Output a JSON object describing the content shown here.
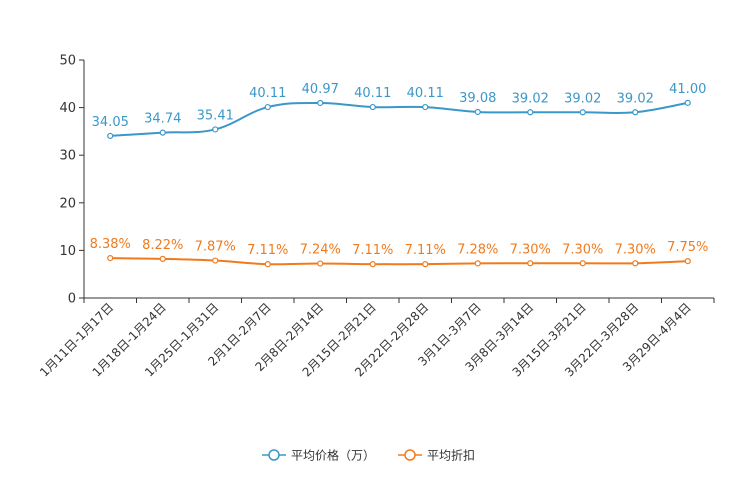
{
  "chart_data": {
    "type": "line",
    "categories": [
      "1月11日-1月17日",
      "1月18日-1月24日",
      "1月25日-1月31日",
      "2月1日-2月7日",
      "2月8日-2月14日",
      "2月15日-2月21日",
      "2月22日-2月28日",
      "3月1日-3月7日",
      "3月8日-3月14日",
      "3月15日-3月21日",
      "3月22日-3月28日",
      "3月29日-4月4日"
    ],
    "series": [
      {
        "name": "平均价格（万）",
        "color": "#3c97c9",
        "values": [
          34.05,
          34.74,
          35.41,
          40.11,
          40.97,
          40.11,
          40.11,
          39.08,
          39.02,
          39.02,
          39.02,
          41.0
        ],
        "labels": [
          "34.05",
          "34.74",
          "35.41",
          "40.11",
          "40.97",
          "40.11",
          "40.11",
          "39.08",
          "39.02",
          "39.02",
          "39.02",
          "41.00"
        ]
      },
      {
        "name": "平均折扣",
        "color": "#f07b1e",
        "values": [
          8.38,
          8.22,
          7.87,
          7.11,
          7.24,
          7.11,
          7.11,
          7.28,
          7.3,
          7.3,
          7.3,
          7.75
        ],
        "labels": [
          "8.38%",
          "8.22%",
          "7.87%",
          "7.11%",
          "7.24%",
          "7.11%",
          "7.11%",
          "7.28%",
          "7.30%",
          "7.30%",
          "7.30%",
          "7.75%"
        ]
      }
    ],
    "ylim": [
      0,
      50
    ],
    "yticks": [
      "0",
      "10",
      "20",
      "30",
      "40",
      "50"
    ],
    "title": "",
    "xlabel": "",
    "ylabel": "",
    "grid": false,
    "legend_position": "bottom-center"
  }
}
★ ★ ★ ★ ★
--- The request ---
All of the lines above should be retyped precisely, apart from the pictures.

--- Exercise result ---
Output a JSON object describing the content shown here.
{
  "chart_data": {
    "type": "line",
    "categories": [
      "1月11日-1月17日",
      "1月18日-1月24日",
      "1月25日-1月31日",
      "2月1日-2月7日",
      "2月8日-2月14日",
      "2月15日-2月21日",
      "2月22日-2月28日",
      "3月1日-3月7日",
      "3月8日-3月14日",
      "3月15日-3月21日",
      "3月22日-3月28日",
      "3月29日-4月4日"
    ],
    "series": [
      {
        "name": "平均价格（万）",
        "color": "#3c97c9",
        "values": [
          34.05,
          34.74,
          35.41,
          40.11,
          40.97,
          40.11,
          40.11,
          39.08,
          39.02,
          39.02,
          39.02,
          41.0
        ],
        "labels": [
          "34.05",
          "34.74",
          "35.41",
          "40.11",
          "40.97",
          "40.11",
          "40.11",
          "39.08",
          "39.02",
          "39.02",
          "39.02",
          "41.00"
        ]
      },
      {
        "name": "平均折扣",
        "color": "#f07b1e",
        "values": [
          8.38,
          8.22,
          7.87,
          7.11,
          7.24,
          7.11,
          7.11,
          7.28,
          7.3,
          7.3,
          7.3,
          7.75
        ],
        "labels": [
          "8.38%",
          "8.22%",
          "7.87%",
          "7.11%",
          "7.24%",
          "7.11%",
          "7.11%",
          "7.28%",
          "7.30%",
          "7.30%",
          "7.30%",
          "7.75%"
        ]
      }
    ],
    "ylim": [
      0,
      50
    ],
    "yticks": [
      "0",
      "10",
      "20",
      "30",
      "40",
      "50"
    ],
    "title": "",
    "xlabel": "",
    "ylabel": "",
    "grid": false,
    "legend_position": "bottom-center"
  }
}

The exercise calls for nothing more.